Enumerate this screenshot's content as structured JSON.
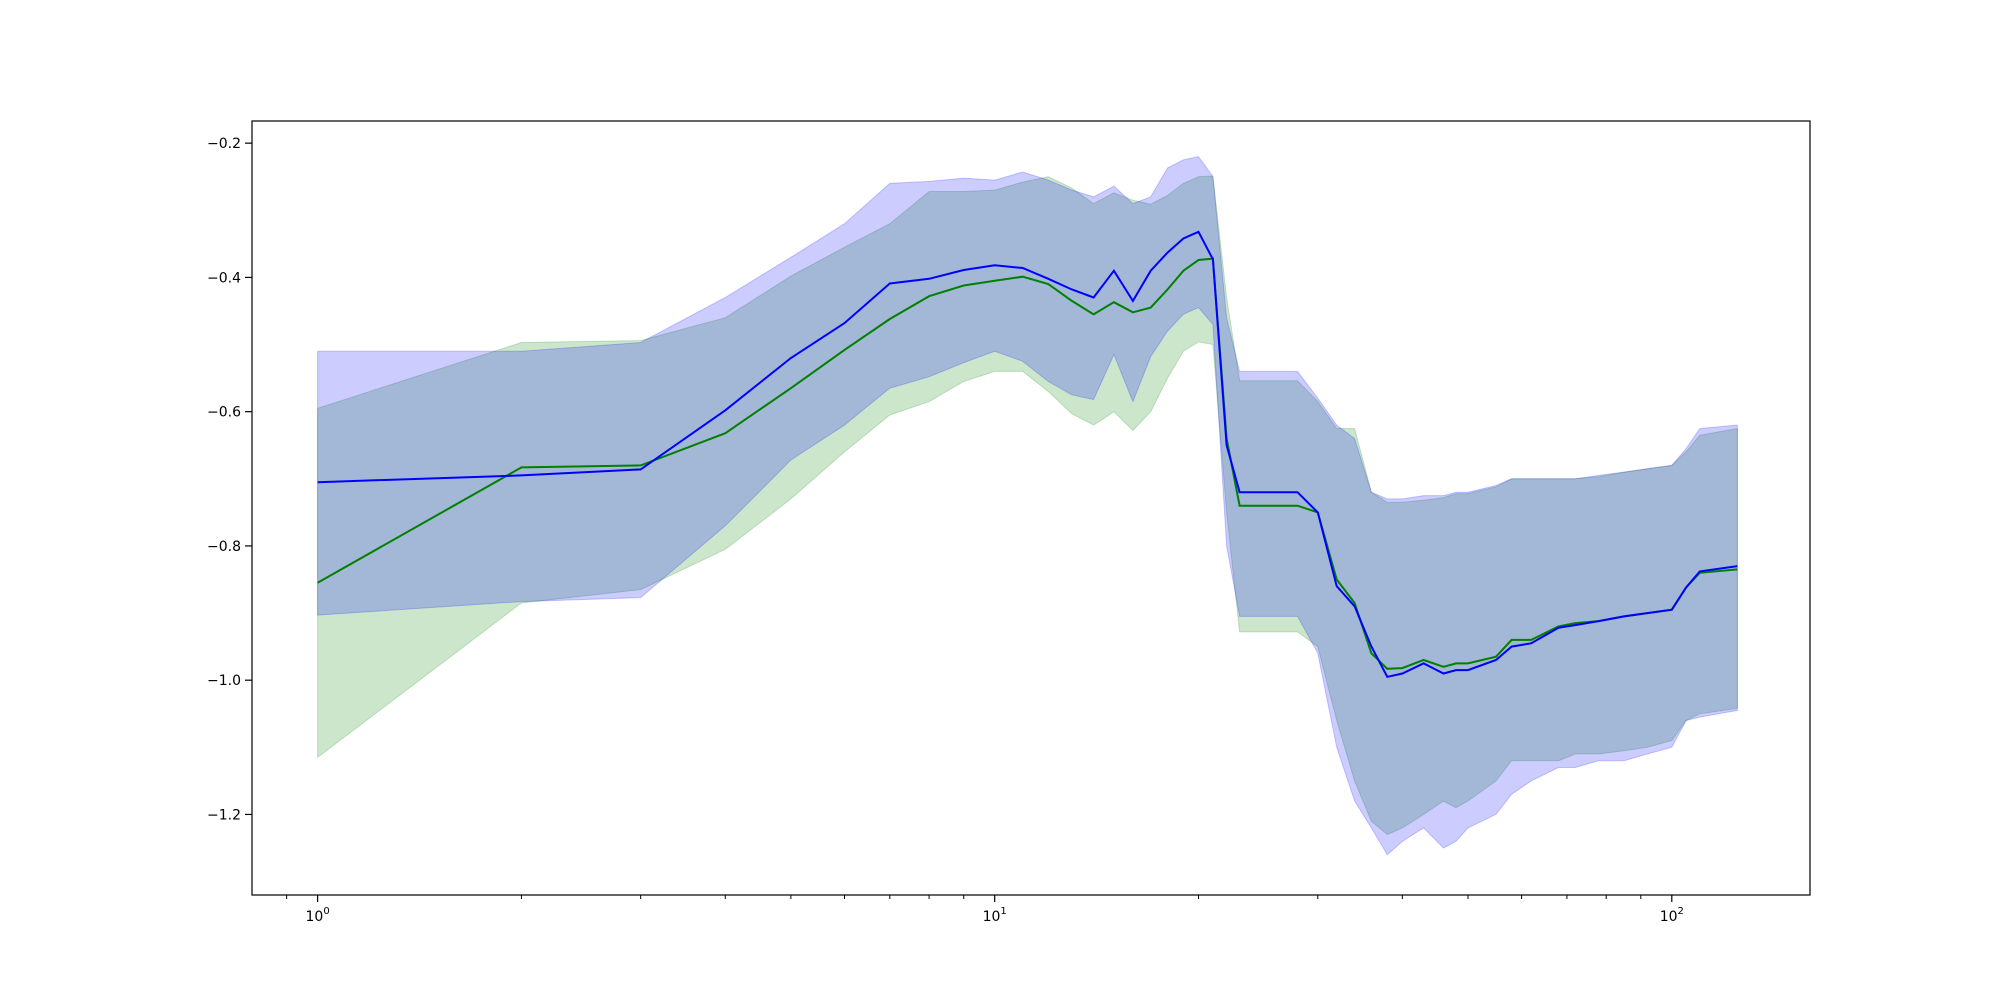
{
  "chart_data": {
    "type": "line",
    "title": "",
    "xlabel": "",
    "ylabel": "",
    "xscale": "log",
    "xlim": [
      0.8,
      160
    ],
    "ylim": [
      -1.32,
      -0.167
    ],
    "grid": false,
    "legend": "none",
    "x_ticks": [
      {
        "value": 1,
        "label": "10",
        "exp": "0"
      },
      {
        "value": 10,
        "label": "10",
        "exp": "1"
      },
      {
        "value": 100,
        "label": "10",
        "exp": "2"
      }
    ],
    "y_ticks": [
      {
        "value": -0.2,
        "label": "−0.2"
      },
      {
        "value": -0.4,
        "label": "−0.4"
      },
      {
        "value": -0.6,
        "label": "−0.6"
      },
      {
        "value": -0.8,
        "label": "−0.8"
      },
      {
        "value": -1.0,
        "label": "−1.0"
      },
      {
        "value": -1.2,
        "label": "−1.2"
      }
    ],
    "series": [
      {
        "color": "#008000",
        "band_color": "#008000",
        "band_opacity": 0.2,
        "x": [
          1,
          2,
          3,
          4,
          5,
          6,
          7,
          8,
          9,
          10,
          11,
          12,
          13,
          14,
          15,
          16,
          17,
          18,
          19,
          20,
          21,
          22,
          23,
          25,
          28,
          30,
          32,
          34,
          36,
          38,
          40,
          43,
          46,
          48,
          50,
          55,
          58,
          62,
          68,
          72,
          78,
          85,
          92,
          100,
          105,
          110,
          125
        ],
        "y": [
          -0.855,
          -0.683,
          -0.68,
          -0.632,
          -0.565,
          -0.508,
          -0.462,
          -0.428,
          -0.412,
          -0.405,
          -0.399,
          -0.41,
          -0.435,
          -0.455,
          -0.437,
          -0.452,
          -0.445,
          -0.418,
          -0.39,
          -0.374,
          -0.372,
          -0.64,
          -0.74,
          -0.74,
          -0.74,
          -0.75,
          -0.85,
          -0.885,
          -0.96,
          -0.983,
          -0.982,
          -0.97,
          -0.98,
          -0.975,
          -0.975,
          -0.965,
          -0.94,
          -0.94,
          -0.92,
          -0.915,
          -0.912,
          -0.905,
          -0.9,
          -0.895,
          -0.862,
          -0.84,
          -0.835
        ],
        "lower": [
          -1.115,
          -0.885,
          -0.865,
          -0.805,
          -0.73,
          -0.66,
          -0.605,
          -0.585,
          -0.555,
          -0.54,
          -0.54,
          -0.57,
          -0.603,
          -0.62,
          -0.6,
          -0.628,
          -0.6,
          -0.55,
          -0.51,
          -0.496,
          -0.5,
          -0.75,
          -0.928,
          -0.928,
          -0.928,
          -0.95,
          -1.06,
          -1.15,
          -1.21,
          -1.23,
          -1.22,
          -1.2,
          -1.18,
          -1.19,
          -1.18,
          -1.15,
          -1.12,
          -1.12,
          -1.12,
          -1.11,
          -1.11,
          -1.105,
          -1.1,
          -1.09,
          -1.06,
          -1.05,
          -1.042
        ],
        "upper": [
          -0.595,
          -0.497,
          -0.494,
          -0.46,
          -0.398,
          -0.355,
          -0.32,
          -0.272,
          -0.272,
          -0.27,
          -0.258,
          -0.25,
          -0.267,
          -0.29,
          -0.274,
          -0.285,
          -0.291,
          -0.278,
          -0.26,
          -0.25,
          -0.249,
          -0.43,
          -0.554,
          -0.554,
          -0.554,
          -0.585,
          -0.625,
          -0.625,
          -0.72,
          -0.735,
          -0.735,
          -0.732,
          -0.728,
          -0.722,
          -0.722,
          -0.712,
          -0.7,
          -0.7,
          -0.7,
          -0.7,
          -0.697,
          -0.69,
          -0.685,
          -0.68,
          -0.66,
          -0.635,
          -0.625
        ]
      },
      {
        "color": "#0000ff",
        "band_color": "#0000ff",
        "band_opacity": 0.2,
        "x": [
          1,
          2,
          3,
          4,
          5,
          6,
          7,
          8,
          9,
          10,
          11,
          12,
          13,
          14,
          15,
          16,
          17,
          18,
          19,
          20,
          21,
          22,
          23,
          25,
          28,
          30,
          32,
          34,
          36,
          38,
          40,
          43,
          46,
          48,
          50,
          55,
          58,
          62,
          68,
          72,
          78,
          85,
          92,
          100,
          105,
          110,
          125
        ],
        "y": [
          -0.705,
          -0.695,
          -0.686,
          -0.598,
          -0.52,
          -0.468,
          -0.409,
          -0.402,
          -0.389,
          -0.382,
          -0.386,
          -0.402,
          -0.418,
          -0.43,
          -0.39,
          -0.435,
          -0.39,
          -0.363,
          -0.342,
          -0.332,
          -0.373,
          -0.65,
          -0.72,
          -0.72,
          -0.72,
          -0.75,
          -0.86,
          -0.89,
          -0.95,
          -0.995,
          -0.99,
          -0.975,
          -0.99,
          -0.985,
          -0.985,
          -0.97,
          -0.95,
          -0.945,
          -0.922,
          -0.918,
          -0.912,
          -0.905,
          -0.9,
          -0.895,
          -0.862,
          -0.838,
          -0.83
        ],
        "lower": [
          -0.903,
          -0.883,
          -0.877,
          -0.77,
          -0.672,
          -0.62,
          -0.565,
          -0.548,
          -0.527,
          -0.51,
          -0.525,
          -0.555,
          -0.575,
          -0.582,
          -0.515,
          -0.585,
          -0.518,
          -0.48,
          -0.455,
          -0.445,
          -0.47,
          -0.8,
          -0.905,
          -0.905,
          -0.905,
          -0.96,
          -1.1,
          -1.18,
          -1.22,
          -1.26,
          -1.24,
          -1.22,
          -1.25,
          -1.24,
          -1.22,
          -1.2,
          -1.17,
          -1.15,
          -1.13,
          -1.13,
          -1.12,
          -1.12,
          -1.11,
          -1.1,
          -1.06,
          -1.055,
          -1.045
        ],
        "upper": [
          -0.51,
          -0.51,
          -0.497,
          -0.43,
          -0.37,
          -0.32,
          -0.26,
          -0.257,
          -0.252,
          -0.255,
          -0.243,
          -0.255,
          -0.27,
          -0.28,
          -0.264,
          -0.29,
          -0.28,
          -0.237,
          -0.225,
          -0.22,
          -0.25,
          -0.46,
          -0.54,
          -0.54,
          -0.54,
          -0.58,
          -0.62,
          -0.64,
          -0.72,
          -0.73,
          -0.73,
          -0.725,
          -0.725,
          -0.72,
          -0.72,
          -0.71,
          -0.7,
          -0.7,
          -0.7,
          -0.7,
          -0.695,
          -0.69,
          -0.685,
          -0.68,
          -0.655,
          -0.625,
          -0.62
        ]
      }
    ]
  }
}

━━━━━━━━━━━━━━━━

## REQUIRED WORK
Print the records word for word and exclude any picture they hold.

## COMPLETED EXERCISE
Enumerate this screenshot's content as structured JSON.
{
  "chart_data": {
    "type": "line",
    "title": "",
    "xlabel": "",
    "ylabel": "",
    "xscale": "log",
    "xlim": [
      0.8,
      160
    ],
    "ylim": [
      -1.32,
      -0.167
    ],
    "grid": false,
    "legend": "none",
    "x_ticks": [
      {
        "value": 1,
        "label": "10",
        "exp": "0"
      },
      {
        "value": 10,
        "label": "10",
        "exp": "1"
      },
      {
        "value": 100,
        "label": "10",
        "exp": "2"
      }
    ],
    "y_ticks": [
      {
        "value": -0.2,
        "label": "−0.2"
      },
      {
        "value": -0.4,
        "label": "−0.4"
      },
      {
        "value": -0.6,
        "label": "−0.6"
      },
      {
        "value": -0.8,
        "label": "−0.8"
      },
      {
        "value": -1.0,
        "label": "−1.0"
      },
      {
        "value": -1.2,
        "label": "−1.2"
      }
    ],
    "series": [
      {
        "color": "#008000",
        "band_color": "#008000",
        "band_opacity": 0.2,
        "x": [
          1,
          2,
          3,
          4,
          5,
          6,
          7,
          8,
          9,
          10,
          11,
          12,
          13,
          14,
          15,
          16,
          17,
          18,
          19,
          20,
          21,
          22,
          23,
          25,
          28,
          30,
          32,
          34,
          36,
          38,
          40,
          43,
          46,
          48,
          50,
          55,
          58,
          62,
          68,
          72,
          78,
          85,
          92,
          100,
          105,
          110,
          125
        ],
        "y": [
          -0.855,
          -0.683,
          -0.68,
          -0.632,
          -0.565,
          -0.508,
          -0.462,
          -0.428,
          -0.412,
          -0.405,
          -0.399,
          -0.41,
          -0.435,
          -0.455,
          -0.437,
          -0.452,
          -0.445,
          -0.418,
          -0.39,
          -0.374,
          -0.372,
          -0.64,
          -0.74,
          -0.74,
          -0.74,
          -0.75,
          -0.85,
          -0.885,
          -0.96,
          -0.983,
          -0.982,
          -0.97,
          -0.98,
          -0.975,
          -0.975,
          -0.965,
          -0.94,
          -0.94,
          -0.92,
          -0.915,
          -0.912,
          -0.905,
          -0.9,
          -0.895,
          -0.862,
          -0.84,
          -0.835
        ],
        "lower": [
          -1.115,
          -0.885,
          -0.865,
          -0.805,
          -0.73,
          -0.66,
          -0.605,
          -0.585,
          -0.555,
          -0.54,
          -0.54,
          -0.57,
          -0.603,
          -0.62,
          -0.6,
          -0.628,
          -0.6,
          -0.55,
          -0.51,
          -0.496,
          -0.5,
          -0.75,
          -0.928,
          -0.928,
          -0.928,
          -0.95,
          -1.06,
          -1.15,
          -1.21,
          -1.23,
          -1.22,
          -1.2,
          -1.18,
          -1.19,
          -1.18,
          -1.15,
          -1.12,
          -1.12,
          -1.12,
          -1.11,
          -1.11,
          -1.105,
          -1.1,
          -1.09,
          -1.06,
          -1.05,
          -1.042
        ],
        "upper": [
          -0.595,
          -0.497,
          -0.494,
          -0.46,
          -0.398,
          -0.355,
          -0.32,
          -0.272,
          -0.272,
          -0.27,
          -0.258,
          -0.25,
          -0.267,
          -0.29,
          -0.274,
          -0.285,
          -0.291,
          -0.278,
          -0.26,
          -0.25,
          -0.249,
          -0.43,
          -0.554,
          -0.554,
          -0.554,
          -0.585,
          -0.625,
          -0.625,
          -0.72,
          -0.735,
          -0.735,
          -0.732,
          -0.728,
          -0.722,
          -0.722,
          -0.712,
          -0.7,
          -0.7,
          -0.7,
          -0.7,
          -0.697,
          -0.69,
          -0.685,
          -0.68,
          -0.66,
          -0.635,
          -0.625
        ]
      },
      {
        "color": "#0000ff",
        "band_color": "#0000ff",
        "band_opacity": 0.2,
        "x": [
          1,
          2,
          3,
          4,
          5,
          6,
          7,
          8,
          9,
          10,
          11,
          12,
          13,
          14,
          15,
          16,
          17,
          18,
          19,
          20,
          21,
          22,
          23,
          25,
          28,
          30,
          32,
          34,
          36,
          38,
          40,
          43,
          46,
          48,
          50,
          55,
          58,
          62,
          68,
          72,
          78,
          85,
          92,
          100,
          105,
          110,
          125
        ],
        "y": [
          -0.705,
          -0.695,
          -0.686,
          -0.598,
          -0.52,
          -0.468,
          -0.409,
          -0.402,
          -0.389,
          -0.382,
          -0.386,
          -0.402,
          -0.418,
          -0.43,
          -0.39,
          -0.435,
          -0.39,
          -0.363,
          -0.342,
          -0.332,
          -0.373,
          -0.65,
          -0.72,
          -0.72,
          -0.72,
          -0.75,
          -0.86,
          -0.89,
          -0.95,
          -0.995,
          -0.99,
          -0.975,
          -0.99,
          -0.985,
          -0.985,
          -0.97,
          -0.95,
          -0.945,
          -0.922,
          -0.918,
          -0.912,
          -0.905,
          -0.9,
          -0.895,
          -0.862,
          -0.838,
          -0.83
        ],
        "lower": [
          -0.903,
          -0.883,
          -0.877,
          -0.77,
          -0.672,
          -0.62,
          -0.565,
          -0.548,
          -0.527,
          -0.51,
          -0.525,
          -0.555,
          -0.575,
          -0.582,
          -0.515,
          -0.585,
          -0.518,
          -0.48,
          -0.455,
          -0.445,
          -0.47,
          -0.8,
          -0.905,
          -0.905,
          -0.905,
          -0.96,
          -1.1,
          -1.18,
          -1.22,
          -1.26,
          -1.24,
          -1.22,
          -1.25,
          -1.24,
          -1.22,
          -1.2,
          -1.17,
          -1.15,
          -1.13,
          -1.13,
          -1.12,
          -1.12,
          -1.11,
          -1.1,
          -1.06,
          -1.055,
          -1.045
        ],
        "upper": [
          -0.51,
          -0.51,
          -0.497,
          -0.43,
          -0.37,
          -0.32,
          -0.26,
          -0.257,
          -0.252,
          -0.255,
          -0.243,
          -0.255,
          -0.27,
          -0.28,
          -0.264,
          -0.29,
          -0.28,
          -0.237,
          -0.225,
          -0.22,
          -0.25,
          -0.46,
          -0.54,
          -0.54,
          -0.54,
          -0.58,
          -0.62,
          -0.64,
          -0.72,
          -0.73,
          -0.73,
          -0.725,
          -0.725,
          -0.72,
          -0.72,
          -0.71,
          -0.7,
          -0.7,
          -0.7,
          -0.7,
          -0.695,
          -0.69,
          -0.685,
          -0.68,
          -0.655,
          -0.625,
          -0.62
        ]
      }
    ]
  }
}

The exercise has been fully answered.